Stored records
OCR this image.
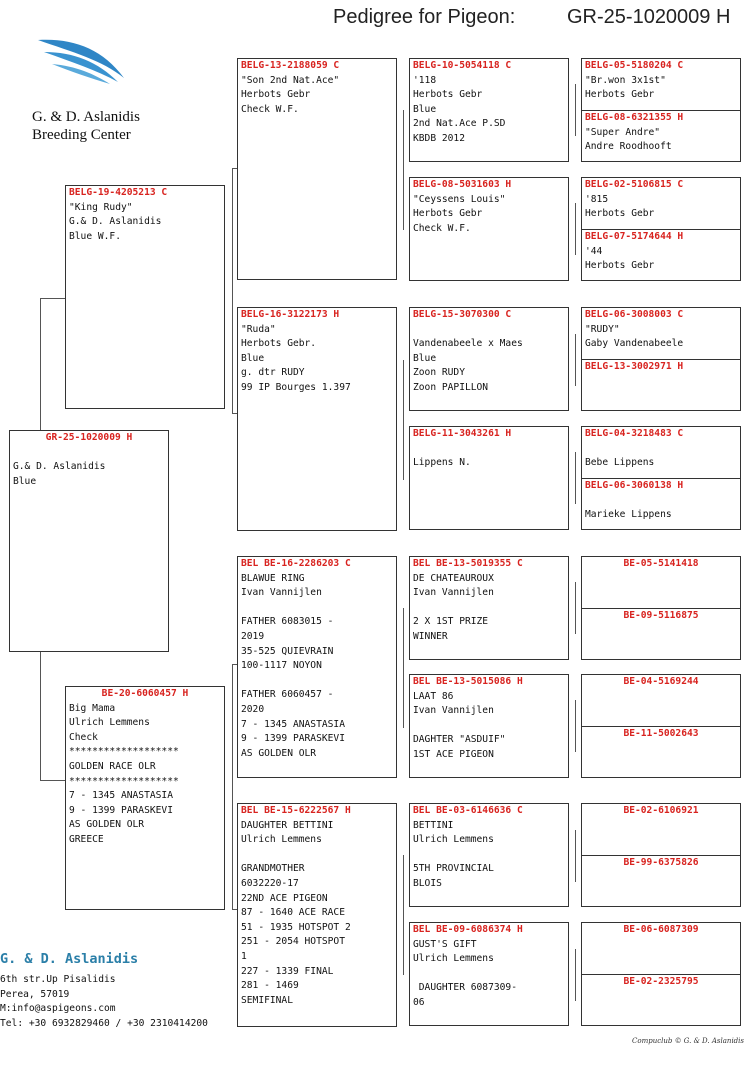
Pedigree for Pigeon:	GR-25-1020009 H
G. & D. Aslanidis
Breeding Center
GR-25-1020009 H

G.& D. Aslanidis
Blue
BELG-19-4205213 C
"King Rudy"
G.& D. Aslanidis
Blue W.F.
BE-20-6060457 H
Big Mama
Ulrich Lemmens
Check
*******************
GOLDEN RACE OLR
*******************
7 - 1345 ANASTASIA
9 - 1399 PARASKEVI
AS GOLDEN OLR
GREECE
BELG-13-2188059 C
"Son 2nd Nat.Ace"
Herbots Gebr
Check W.F.
BELG-16-3122173 H
"Ruda"
Herbots Gebr.
Blue
g. dtr RUDY
99 IP Bourges 1.397
BEL BE-16-2286203 C
BLAWUE RING
Ivan Vannijlen

FATHER 6083015 -
2019
35-525 QUIEVRAIN
100-1117 NOYON

FATHER 6060457 -
2020
7 - 1345 ANASTASIA
9 - 1399 PARASKEVI
AS GOLDEN OLR
BEL BE-15-6222567 H
DAUGHTER BETTINI
Ulrich Lemmens

GRANDMOTHER
6032220-17
22ND ACE PIGEON
87 - 1640 ACE RACE
51 - 1935 HOTSPOT 2
251 - 2054 HOTSPOT
1
227 - 1339 FINAL
281 - 1469
SEMIFINAL
BELG-10-5054118 C
'118
Herbots Gebr
Blue
2nd Nat.Ace P.SD
KBDB 2012
BELG-08-5031603 H
"Ceyssens Louis"
Herbots Gebr
Check W.F.
BELG-15-3070300 C

Vandenabeele x Maes
Blue
Zoon RUDY
Zoon PAPILLON
BELG-11-3043261 H

Lippens N.
BEL BE-13-5019355 C
DE CHATEAUROUX
Ivan Vannijlen

2 X 1ST PRIZE
WINNER
BEL BE-13-5015086 H
LAAT 86
Ivan Vannijlen

DAGHTER "ASDUIF"
1ST ACE PIGEON
BEL BE-03-6146636 C
BETTINI
Ulrich Lemmens

5TH PROVINCIAL
BLOIS
BEL BE-09-6086374 H
GUST'S GIFT
Ulrich Lemmens

DAUGHTER 6087309-
06
BELG-05-5180204 C
"Br.won 3x1st"
Herbots Gebr
BELG-08-6321355 H
"Super Andre"
Andre Roodhooft
BELG-02-5106815 C
'815
Herbots Gebr
BELG-07-5174644 H
'44
Herbots Gebr
BELG-06-3008003 C
"RUDY"
Gaby Vandenabeele
BELG-13-3002971 H
BELG-04-3218483 C

Bebe Lippens
BELG-06-3060138 H

Marieke Lippens
BE-05-5141418
BE-09-5116875
BE-04-5169244
BE-11-5002643
BE-02-6106921
BE-99-6375826
BE-06-6087309
BE-02-2325795
G. & D. Aslanidis
6th str.Up Pisalidis
Perea, 57019
M:info@aspigeons.com
Tel: +30 6932829460 / +30 2310414200
Compuclub © G. & D. Aslanidis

WHAT THE EXERCISE ASKS
The records are above. How many lines in them contain the word "Lippens"? Give the number alone.

SOLUTION TO THIS TASK
3